— WHAT YOU HAVE TO DO —
Each line in the entries below that holds the string "Load" is to be listed.

(Stored dataset items)
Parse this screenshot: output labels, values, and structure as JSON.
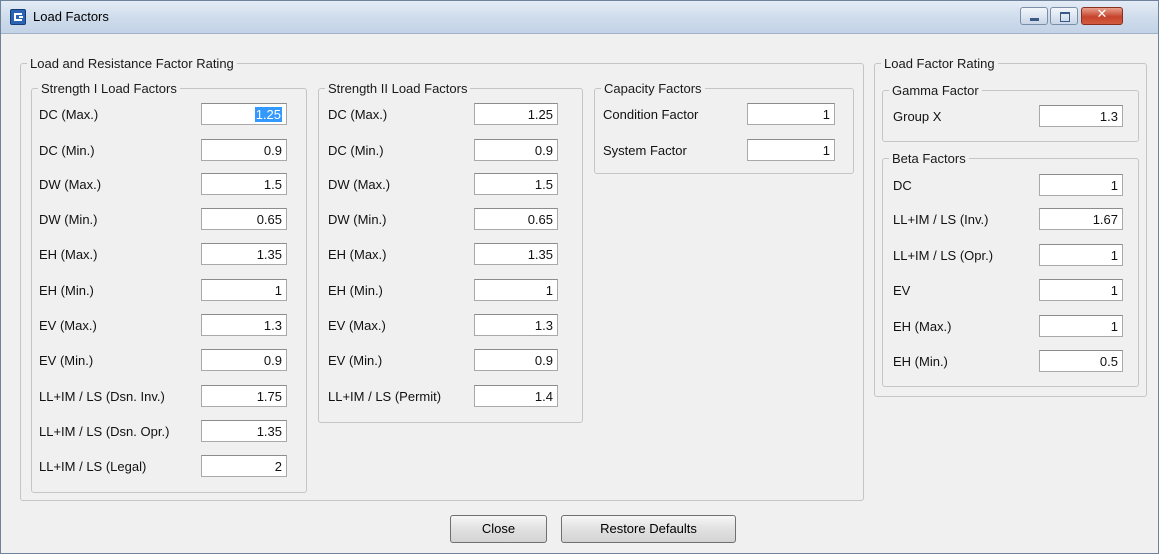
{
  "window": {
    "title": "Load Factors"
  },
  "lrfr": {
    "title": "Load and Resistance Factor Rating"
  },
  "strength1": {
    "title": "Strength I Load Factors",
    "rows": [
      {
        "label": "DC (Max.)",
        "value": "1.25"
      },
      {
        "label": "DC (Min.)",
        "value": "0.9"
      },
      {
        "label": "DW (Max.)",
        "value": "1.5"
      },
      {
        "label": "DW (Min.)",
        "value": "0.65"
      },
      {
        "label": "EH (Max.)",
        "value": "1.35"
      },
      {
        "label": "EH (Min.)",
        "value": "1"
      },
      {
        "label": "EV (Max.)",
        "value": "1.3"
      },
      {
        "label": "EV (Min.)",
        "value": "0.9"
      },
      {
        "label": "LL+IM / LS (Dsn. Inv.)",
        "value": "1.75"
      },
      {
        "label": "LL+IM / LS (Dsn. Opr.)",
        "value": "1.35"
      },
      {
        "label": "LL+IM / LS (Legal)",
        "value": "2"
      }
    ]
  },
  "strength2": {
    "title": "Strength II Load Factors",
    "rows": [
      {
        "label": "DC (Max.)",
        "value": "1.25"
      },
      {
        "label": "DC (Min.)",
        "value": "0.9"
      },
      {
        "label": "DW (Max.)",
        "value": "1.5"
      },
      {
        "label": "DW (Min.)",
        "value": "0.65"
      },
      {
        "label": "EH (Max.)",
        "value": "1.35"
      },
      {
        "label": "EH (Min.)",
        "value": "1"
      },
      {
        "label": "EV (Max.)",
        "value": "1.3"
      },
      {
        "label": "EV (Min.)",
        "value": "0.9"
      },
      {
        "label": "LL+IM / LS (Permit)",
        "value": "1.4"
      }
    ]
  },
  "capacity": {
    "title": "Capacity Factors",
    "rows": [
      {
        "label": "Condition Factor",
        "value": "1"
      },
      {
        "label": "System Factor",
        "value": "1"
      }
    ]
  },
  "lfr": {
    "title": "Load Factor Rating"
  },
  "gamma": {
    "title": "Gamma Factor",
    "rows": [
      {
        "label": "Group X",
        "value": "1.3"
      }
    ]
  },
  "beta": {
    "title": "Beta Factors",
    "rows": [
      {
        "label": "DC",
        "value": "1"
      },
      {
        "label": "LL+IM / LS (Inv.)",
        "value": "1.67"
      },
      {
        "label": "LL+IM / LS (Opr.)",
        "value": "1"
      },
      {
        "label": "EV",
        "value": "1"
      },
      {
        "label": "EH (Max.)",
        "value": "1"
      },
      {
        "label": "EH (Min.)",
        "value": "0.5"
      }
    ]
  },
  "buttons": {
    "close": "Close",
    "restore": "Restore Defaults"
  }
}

— SOLUTION FOR THIS TASK —
    "title": "Load Factors"
    "title": "Load and Resistance Factor Rating"
    "title": "Strength I Load Factors",
    "title": "Strength II Load Factors",
    "title": "Load Factor Rating"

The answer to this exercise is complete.